● **Aim**:
Copy out each line featuring the string "heater" from the entries beneath.

● **Supplied information**:

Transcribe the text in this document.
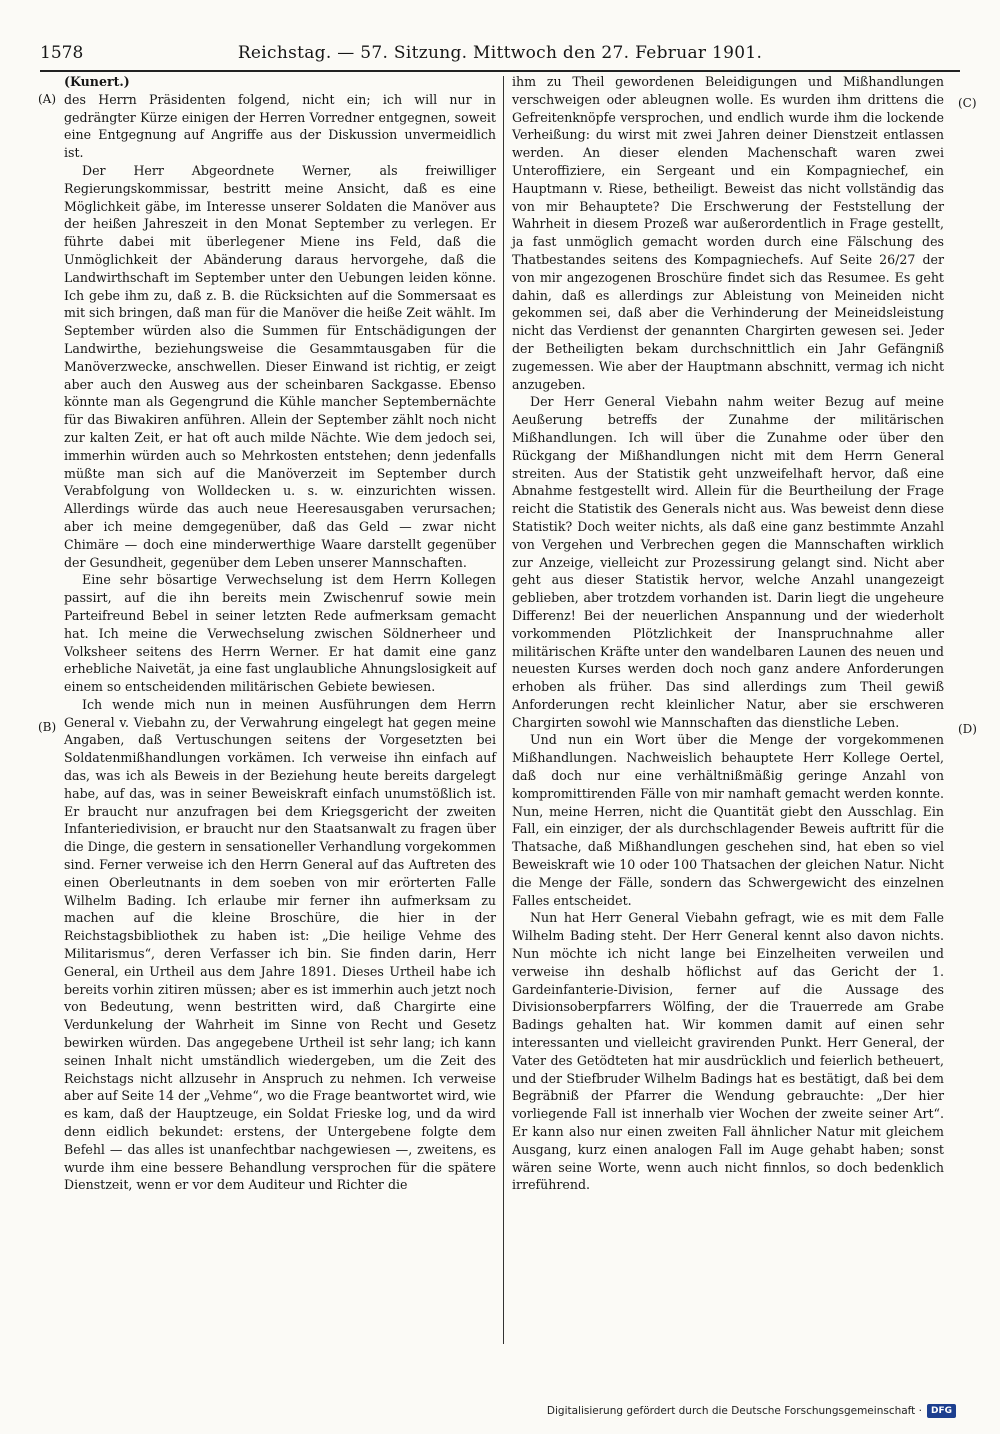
1578	Reichstag. — 57. Sitzung. Mittwoch den 27. Februar 1901.
(A)
(B)
(C)
(D)

(Kunert.)

des Herrn Präsidenten folgend, nicht ein; ich will nur in gedrängter Kürze einigen der Herren Vorredner entgegnen, soweit eine Entgegnung auf Angriffe aus der Diskussion unvermeidlich ist.

Der Herr Abgeordnete Werner, als freiwilliger Regierungskommissar, bestritt meine Ansicht, daß es eine Möglichkeit gäbe, im Interesse unserer Soldaten die Manöver aus der heißen Jahreszeit in den Monat September zu verlegen. Er führte dabei mit überlegener Miene ins Feld, daß die Unmöglichkeit der Abänderung daraus hervorgehe, daß die Landwirthschaft im September unter den Uebungen leiden könne. Ich gebe ihm zu, daß z. B. die Rücksichten auf die Sommersaat es mit sich bringen, daß man für die Manöver die heiße Zeit wählt. Im September würden also die Summen für Entschädigungen der Landwirthe, beziehungsweise die Gesammtausgaben für die Manöverzwecke, anschwellen. Dieser Einwand ist richtig, er zeigt aber auch den Ausweg aus der scheinbaren Sackgasse. Ebenso könnte man als Gegengrund die Kühle mancher Septembernächte für das Biwakiren anführen. Allein der September zählt noch nicht zur kalten Zeit, er hat oft auch milde Nächte. Wie dem jedoch sei, immerhin würden auch so Mehrkosten entstehen; denn jedenfalls müßte man sich auf die Manöverzeit im September durch Verabfolgung von Wolldecken u. s. w. einzurichten wissen. Allerdings würde das auch neue Heeresausgaben verursachen; aber ich meine demgegenüber, daß das Geld — zwar nicht Chimäre — doch eine minderwerthige Waare darstellt gegenüber der Gesundheit, gegenüber dem Leben unserer Mannschaften.

Eine sehr bösartige Verwechselung ist dem Herrn Kollegen passirt, auf die ihn bereits mein Zwischenruf sowie mein Parteifreund Bebel in seiner letzten Rede aufmerksam gemacht hat. Ich meine die Verwechselung zwischen Söldnerheer und Volksheer seitens des Herrn Werner. Er hat damit eine ganz erhebliche Naivetät, ja eine fast unglaubliche Ahnungslosigkeit auf einem so entscheidenden militärischen Gebiete bewiesen.

Ich wende mich nun in meinen Ausführungen dem Herrn General v. Viebahn zu, der Verwahrung eingelegt hat gegen meine Angaben, daß Vertuschungen seitens der Vorgesetzten bei Soldatenmißhandlungen vorkämen. Ich verweise ihn einfach auf das, was ich als Beweis in der Beziehung heute bereits dargelegt habe, auf das, was in seiner Beweiskraft einfach unumstößlich ist. Er braucht nur anzufragen bei dem Kriegsgericht der zweiten Infanteriedivision, er braucht nur den Staatsanwalt zu fragen über die Dinge, die gestern in sensationeller Verhandlung vorgekommen sind. Ferner verweise ich den Herrn General auf das Auftreten des einen Oberleutnants in dem soeben von mir erörterten Falle Wilhelm Bading. Ich erlaube mir ferner ihn aufmerksam zu machen auf die kleine Broschüre, die hier in der Reichstagsbibliothek zu haben ist: „Die heilige Vehme des Militarismus“, deren Verfasser ich bin. Sie finden darin, Herr General, ein Urtheil aus dem Jahre 1891. Dieses Urtheil habe ich bereits vorhin zitiren müssen; aber es ist immerhin auch jetzt noch von Bedeutung, wenn bestritten wird, daß Chargirte eine Verdunkelung der Wahrheit im Sinne von Recht und Gesetz bewirken würden. Das angegebene Urtheil ist sehr lang; ich kann seinen Inhalt nicht umständlich wiedergeben, um die Zeit des Reichstags nicht allzusehr in Anspruch zu nehmen. Ich verweise aber auf Seite 14 der „Vehme“, wo die Frage beantwortet wird, wie es kam, daß der Hauptzeuge, ein Soldat Frieske log, und da wird denn eidlich bekundet: erstens, der Untergebene folgte dem Befehl — das alles ist unanfechtbar nachgewiesen —, zweitens, es wurde ihm eine bessere Behandlung versprochen für die spätere Dienstzeit, wenn er vor dem Auditeur und Richter die

ihm zu Theil gewordenen Beleidigungen und Mißhandlungen verschweigen oder ableugnen wolle. Es wurden ihm drittens die Gefreitenknöpfe versprochen, und endlich wurde ihm die lockende Verheißung: du wirst mit zwei Jahren deiner Dienstzeit entlassen werden. An dieser elenden Machenschaft waren zwei Unteroffiziere, ein Sergeant und ein Kompagniechef, ein Hauptmann v. Riese, betheiligt. Beweist das nicht vollständig das von mir Behauptete? Die Erschwerung der Feststellung der Wahrheit in diesem Prozeß war außerordentlich in Frage gestellt, ja fast unmöglich gemacht worden durch eine Fälschung des Thatbestandes seitens des Kompagniechefs. Auf Seite 26/27 der von mir angezogenen Broschüre findet sich das Resumee. Es geht dahin, daß es allerdings zur Ableistung von Meineiden nicht gekommen sei, daß aber die Verhinderung der Meineidsleistung nicht das Verdienst der genannten Chargirten gewesen sei. Jeder der Betheiligten bekam durchschnittlich ein Jahr Gefängniß zugemessen. Wie aber der Hauptmann abschnitt, vermag ich nicht anzugeben.

Der Herr General Viebahn nahm weiter Bezug auf meine Aeußerung betreffs der Zunahme der militärischen Mißhandlungen. Ich will über die Zunahme oder über den Rückgang der Mißhandlungen nicht mit dem Herrn General streiten. Aus der Statistik geht unzweifelhaft hervor, daß eine Abnahme festgestellt wird. Allein für die Beurtheilung der Frage reicht die Statistik des Generals nicht aus. Was beweist denn diese Statistik? Doch weiter nichts, als daß eine ganz bestimmte Anzahl von Vergehen und Verbrechen gegen die Mannschaften wirklich zur Anzeige, vielleicht zur Prozessirung gelangt sind. Nicht aber geht aus dieser Statistik hervor, welche Anzahl unangezeigt geblieben, aber trotzdem vorhanden ist. Darin liegt die ungeheure Differenz! Bei der neuerlichen Anspannung und der wiederholt vorkommenden Plötzlichkeit der Inanspruchnahme aller militärischen Kräfte unter den wandelbaren Launen des neuen und neuesten Kurses werden doch noch ganz andere Anforderungen erhoben als früher. Das sind allerdings zum Theil gewiß Anforderungen recht kleinlicher Natur, aber sie erschweren Chargirten sowohl wie Mannschaften das dienstliche Leben.

Und nun ein Wort über die Menge der vorgekommenen Mißhandlungen. Nachweislich behauptete Herr Kollege Oertel, daß doch nur eine verhältnißmäßig geringe Anzahl von kompromittirenden Fälle von mir namhaft gemacht werden konnte. Nun, meine Herren, nicht die Quantität giebt den Ausschlag. Ein Fall, ein einziger, der als durchschlagender Beweis auftritt für die Thatsache, daß Mißhandlungen geschehen sind, hat eben so viel Beweiskraft wie 10 oder 100 Thatsachen der gleichen Natur. Nicht die Menge der Fälle, sondern das Schwergewicht des einzelnen Falles entscheidet.

Nun hat Herr General Viebahn gefragt, wie es mit dem Falle Wilhelm Bading steht. Der Herr General kennt also davon nichts. Nun möchte ich nicht lange bei Einzelheiten verweilen und verweise ihn deshalb höflichst auf das Gericht der 1. Gardeinfanterie-Division, ferner auf die Aussage des Divisionsoberpfarrers Wölfing, der die Trauerrede am Grabe Badings gehalten hat. Wir kommen damit auf einen sehr interessanten und vielleicht gravirenden Punkt. Herr General, der Vater des Getödteten hat mir ausdrücklich und feierlich betheuert, und der Stiefbruder Wilhelm Badings hat es bestätigt, daß bei dem Begräbniß der Pfarrer die Wendung gebrauchte: „Der hier vorliegende Fall ist innerhalb vier Wochen der zweite seiner Art“. Er kann also nur einen zweiten Fall ähnlicher Natur mit gleichem Ausgang, kurz einen analogen Fall im Auge gehabt haben; sonst wären seine Worte, wenn auch nicht finnlos, so doch bedenklich irreführend.

Digitalisierung gefördert durch die Deutsche Forschungsgemeinschaft ·	DFG
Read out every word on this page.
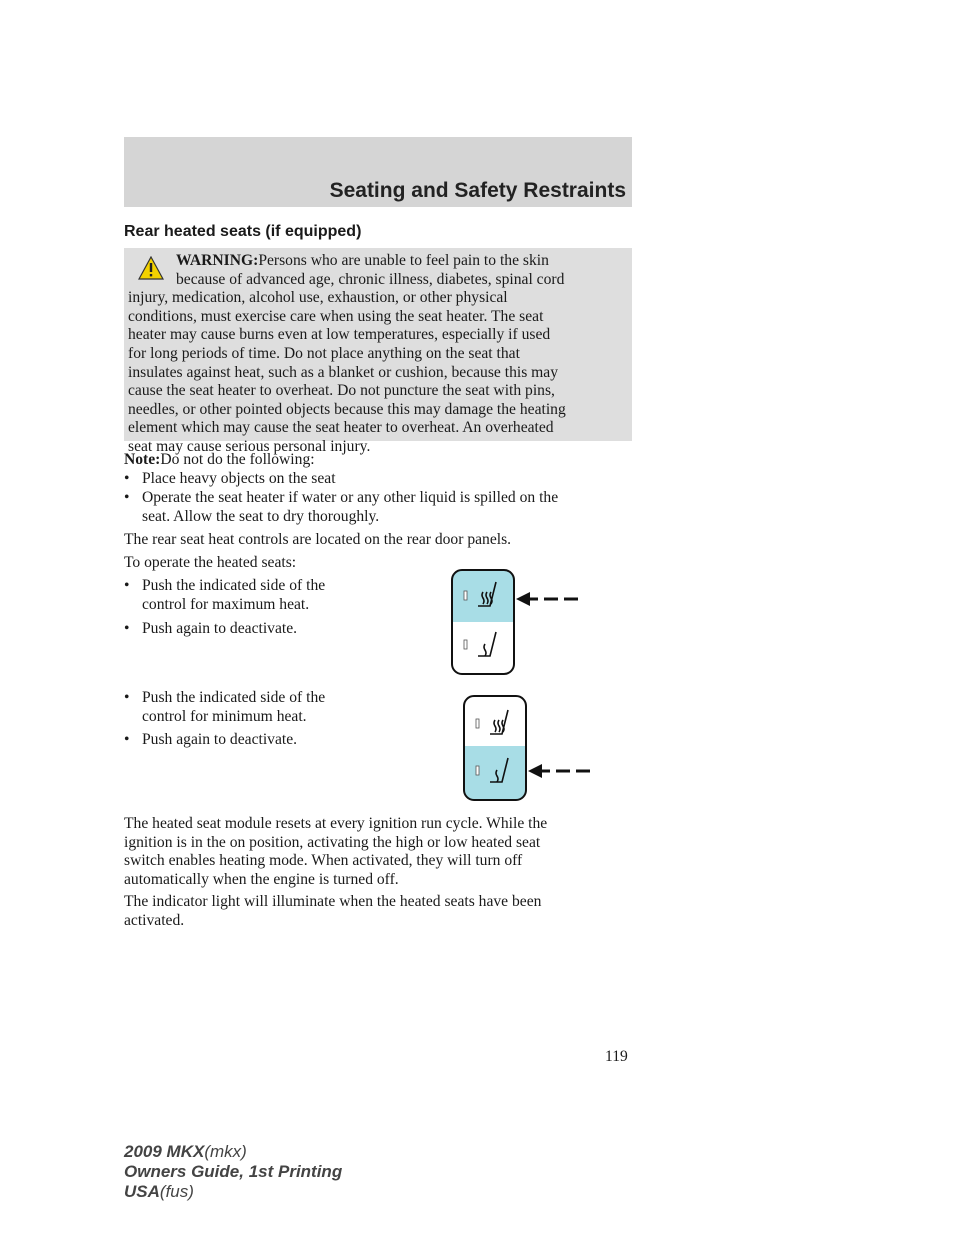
Seating and Safety Restraints
Rear heated seats (if equipped)
WARNING:Persons who are unable to feel pain to the skin
because of advanced age, chronic illness, diabetes, spinal cord
injury, medication, alcohol use, exhaustion, or other physical
conditions, must exercise care when using the seat heater. The seat
heater may cause burns even at low temperatures, especially if used
for long periods of time. Do not place anything on the seat that
insulates against heat, such as a blanket or cushion, because this may
cause the seat heater to overheat. Do not puncture the seat with pins,
needles, or other pointed objects because this may damage the heating
element which may cause the seat heater to overheat. An overheated
seat may cause serious personal injury.
Note:Do not do the following:
• Place heavy objects on the seat
• Operate the seat heater if water or any other liquid is spilled on the
seat. Allow the seat to dry thoroughly.
The rear seat heat controls are located on the rear door panels.
To operate the heated seats:
• Push the indicated side of the
control for maximum heat.
• Push again to deactivate.
• Push the indicated side of the
control for minimum heat.
• Push again to deactivate.
The heated seat module resets at every ignition run cycle. While the
ignition is in the on position, activating the high or low heated seat
switch enables heating mode. When activated, they will turn off
automatically when the engine is turned off.
The indicator light will illuminate when the heated seats have been
activated.
119
2009 MKX(mkx)
Owners Guide, 1st Printing
USA(fus)
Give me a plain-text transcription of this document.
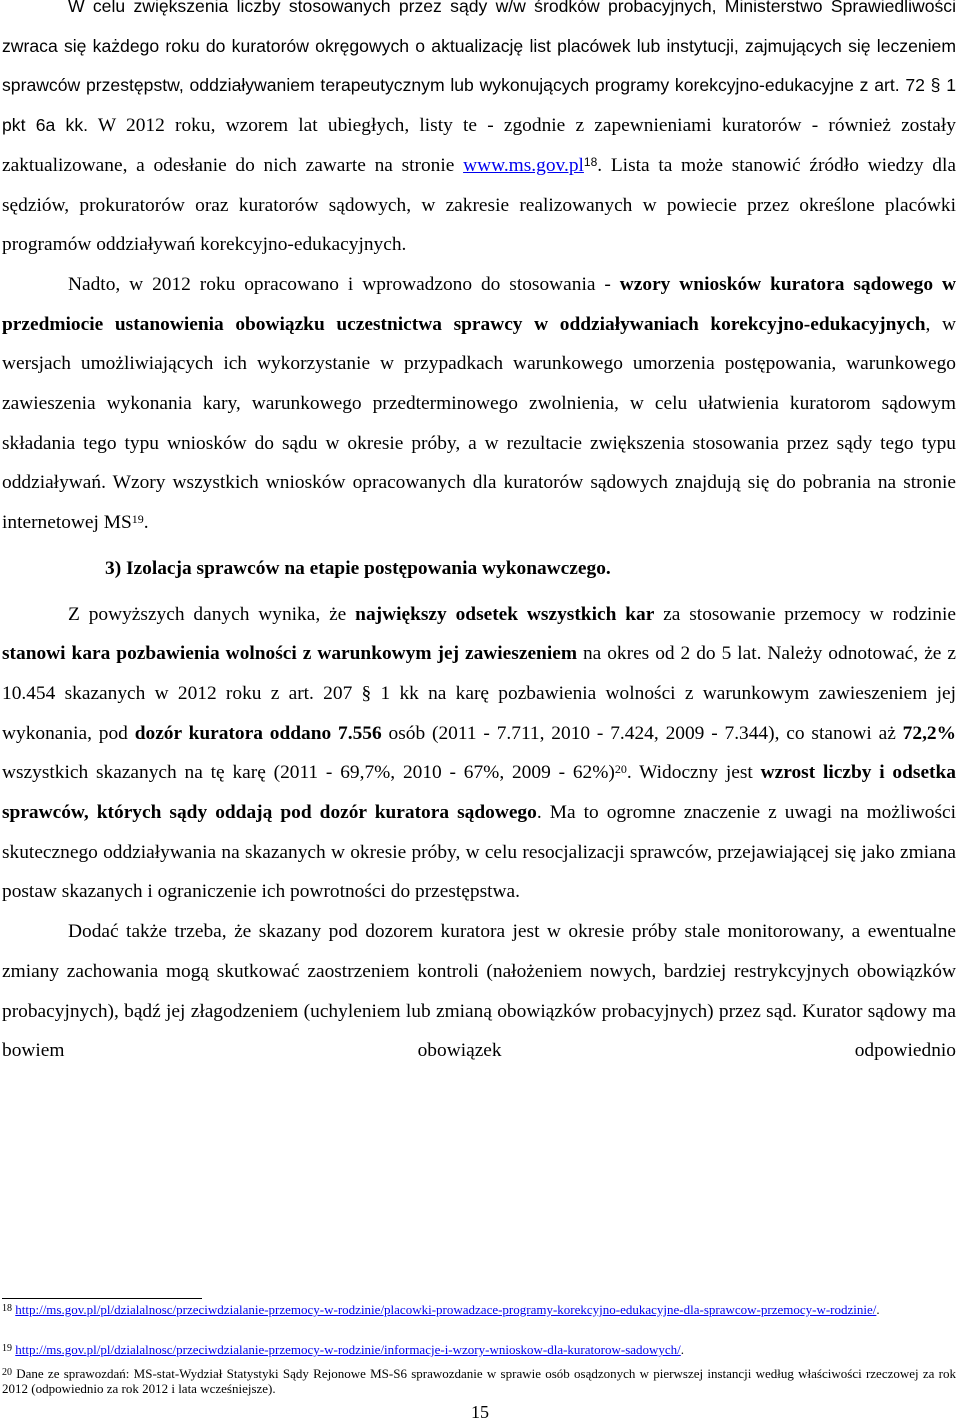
W celu zwiększenia liczby stosowanych przez sądy w/w środków probacyjnych, Ministerstwo Sprawiedliwości zwraca się każdego roku do kuratorów okręgowych o aktualizację list placówek lub instytucji, zajmujących się leczeniem sprawców przestępstw, oddziaływaniem terapeutycznym lub wykonujących programy korekcyjno-edukacyjne z art. 72 § 1 pkt 6a kk. W 2012 roku, wzorem lat ubiegłych, listy te - zgodnie z zapewnieniami kuratorów - również zostały zaktualizowane, a odesłanie do nich zawarte na stronie $www.ms.gov.pl^{18}$. Lista ta może stanowić źródło wiedzy dla sędziów, prokuratorów oraz kuratorów sądowych, w zakresie realizowanych w powiecie przez określone placówki programów oddziaływań korekcyjno-edukacyjnych.

Nadto, w 2012 roku opracowano i wprowadzono do stosowania - wzory wniosków kuratora sądowego w przedmiocie ustanowienia obowiązku uczestnictwa sprawcy w oddziaływaniach korekcyjno-edukacyjnych, w wersjach umożliwiających ich wykorzystanie w przypadkach warunkowego umorzenia postępowania, warunkowego zawieszenia wykonania kary, warunkowego przedterminowego zwolnienia, w celu ułatwienia kuratorom sądowym składania tego typu wniosków do sądu w okresie próby, a w rezultacie zwiększenia stosowania przez sądy tego typu oddziaływań. Wzory wszystkich wniosków opracowanych dla kuratorów sądowych znajdują się do pobrania na stronie internetowej MS$^{19}$.

3) Izolacja sprawców na etapie postępowania wykonawczego.

Z powyższych danych wynika, że największy odsetek wszystkich kar za stosowanie przemocy w rodzinie stanowi kara pozbawienia wolności z warunkowym jej zawieszeniem na okres od 2 do 5 lat. Należy odnotować, że z 10.454 skazanych w 2012 roku z art. 207 § 1 kk na karę pozbawienia wolności z warunkowym zawieszeniem jej wykonania, pod dozór kuratora oddano 7.556 osób (2011 - 7.711, 2010 - 7.424, 2009 - 7.344), co stanowi aż 72,2% wszystkich skazanych na tę karę (2011 - 69,7%, 2010 - 67%, 2009 - 62%)$^{20}$. Widoczny jest wzrost liczby i odsetka sprawców, których sądy oddają pod dozór kuratora sądowego. Ma to ogromne znaczenie z uwagi na możliwości skutecznego oddziaływania na skazanych w okresie próby, w celu resocjalizacji sprawców, przejawiającej się jako zmiana postaw skazanych i ograniczenie ich powrotności do przestępstwa.

Dodać także trzeba, że skazany pod dozorem kuratora jest w okresie próby stale monitorowany, a ewentualne zmiany zachowania mogą skutkować zaostrzeniem kontroli (nałożeniem nowych, bardziej restrykcyjnych obowiązków probacyjnych), bądź jej złagodzeniem (uchyleniem lub zmianą obowiązków probacyjnych) przez sąd. Kurator sądowy ma bowiem obowiązek odpowiednio

$^{18}$ http://ms.gov.pl/pl/dzialalnosc/przeciwdzialanie-przemocy-w-rodzinie/placowki-prowadzace-programy-korekcyjno-edukacyjne-dla-sprawcow-przemocy-w-rodzinie/.
$^{19}$ http://ms.gov.pl/pl/dzialalnosc/przeciwdzialanie-przemocy-w-rodzinie/informacje-i-wzory-wnioskow-dla-kuratorow-sadowych/.
$^{20}$ Dane ze sprawozdań: MS-stat-Wydział Statystyki Sądy Rejonowe MS-S6 sprawozdanie w sprawie osób osądzonych w pierwszej instancji według właściwości rzeczowej za rok 2012 (odpowiednio za rok 2012 i lata wcześniejsze).
15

● **The answer**:
conditions, must exercise care when using the seat heater. The seat
heater may cause burns even at low temperatures, especially if used
cause the seat heater to overheat. Do not puncture the seat with pins,
element which may cause the seat heater to overheat. An overheated
• Operate the seat heater if water or any other liquid is spilled on the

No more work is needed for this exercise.